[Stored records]
***

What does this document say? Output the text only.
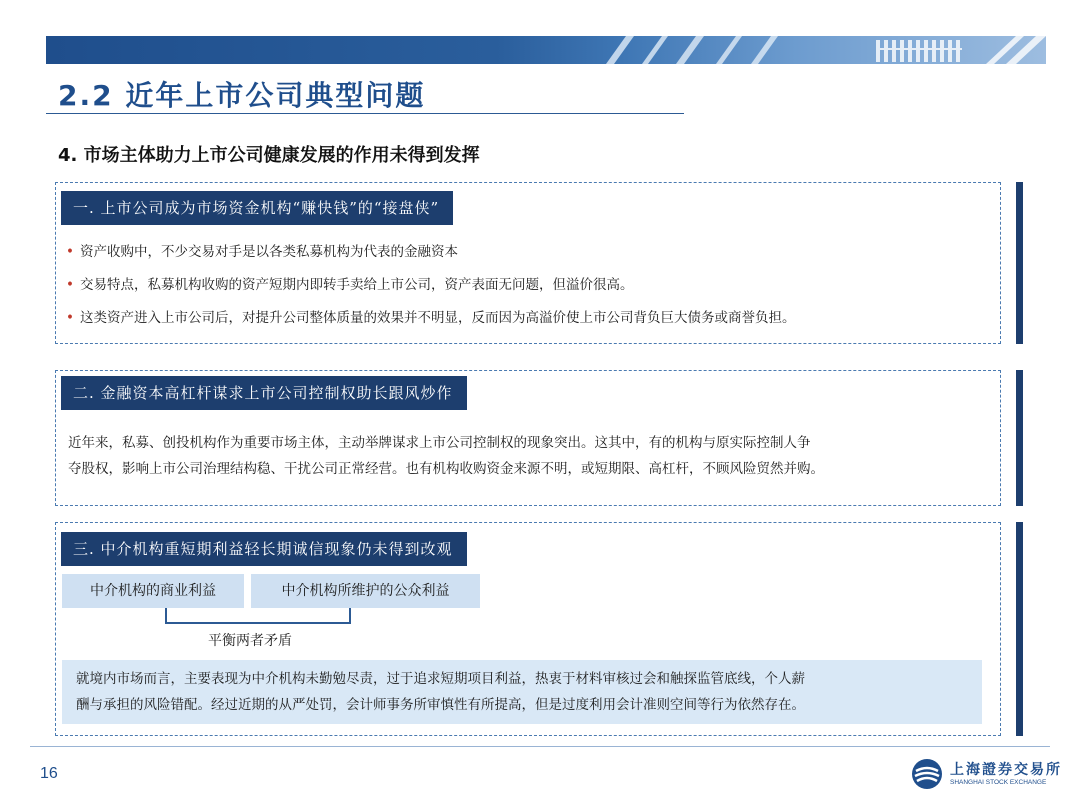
2.2 近年上市公司典型问题
4. 市场主体助力上市公司健康发展的作用未得到发挥
一. 上市公司成为市场资金机构“赚快钱”的“接盘侠”
• 资产收购中，不少交易对手是以各类私募机构为代表的金融资本
• 交易特点，私募机构收购的资产短期内即转手卖给上市公司，资产表面无问题，但溢价很高。
• 这类资产进入上市公司后，对提升公司整体质量的效果并不明显，反而因为高溢价使上市公司背负巨大债务或商誉负担。
二. 金融资本高杠杆谋求上市公司控制权助长跟风炒作
近年来，私募、创投机构作为重要市场主体，主动举牌谋求上市公司控制权的现象突出。这其中，有的机构与原实际控制人争
夺股权，影响上市公司治理结构稳、干扰公司正常经营。也有机构收购资金来源不明，或短期限、高杠杆，不顾风险贸然并购。
三. 中介机构重短期利益轻长期诚信现象仍未得到改观
中介机构的商业利益	中介机构所维护的公众利益
平衡两者矛盾
就境内市场而言，主要表现为中介机构未勤勉尽责，过于追求短期项目利益，热衷于材料审核过会和触探监管底线，个人薪
酬与承担的风险错配。经过近期的从严处罚，会计师事务所审慎性有所提高，但是过度利用会计准则空间等行为依然存在。
16	上海證券交易所
SHANGHAI STOCK EXCHANGE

***

All of the lines above should be printed exactly, minus the pictures.

# SOLVED PROBLEM
What does this document say? Output the text only.
2.2 近年上市公司典型问题
4. 市场主体助力上市公司健康发展的作用未得到发挥
一. 上市公司成为市场资金机构“赚快钱”的“接盘侠”
• 资产收购中，不少交易对手是以各类私募机构为代表的金融资本
• 交易特点，私募机构收购的资产短期内即转手卖给上市公司，资产表面无问题，但溢价很高。
• 这类资产进入上市公司后，对提升公司整体质量的效果并不明显，反而因为高溢价使上市公司背负巨大债务或商誉负担。
二. 金融资本高杠杆谋求上市公司控制权助长跟风炒作
近年来，私募、创投机构作为重要市场主体，主动举牌谋求上市公司控制权的现象突出。这其中，有的机构与原实际控制人争
夺股权，影响上市公司治理结构稳、干扰公司正常经营。也有机构收购资金来源不明，或短期限、高杠杆，不顾风险贸然并购。
三. 中介机构重短期利益轻长期诚信现象仍未得到改观
中介机构的商业利益	中介机构所维护的公众利益
平衡两者矛盾
就境内市场而言，主要表现为中介机构未勤勉尽责，过于追求短期项目利益，热衷于材料审核过会和触探监管底线，个人薪
酬与承担的风险错配。经过近期的从严处罚，会计师事务所审慎性有所提高，但是过度利用会计准则空间等行为依然存在。
16	上海證券交易所
SHANGHAI STOCK EXCHANGE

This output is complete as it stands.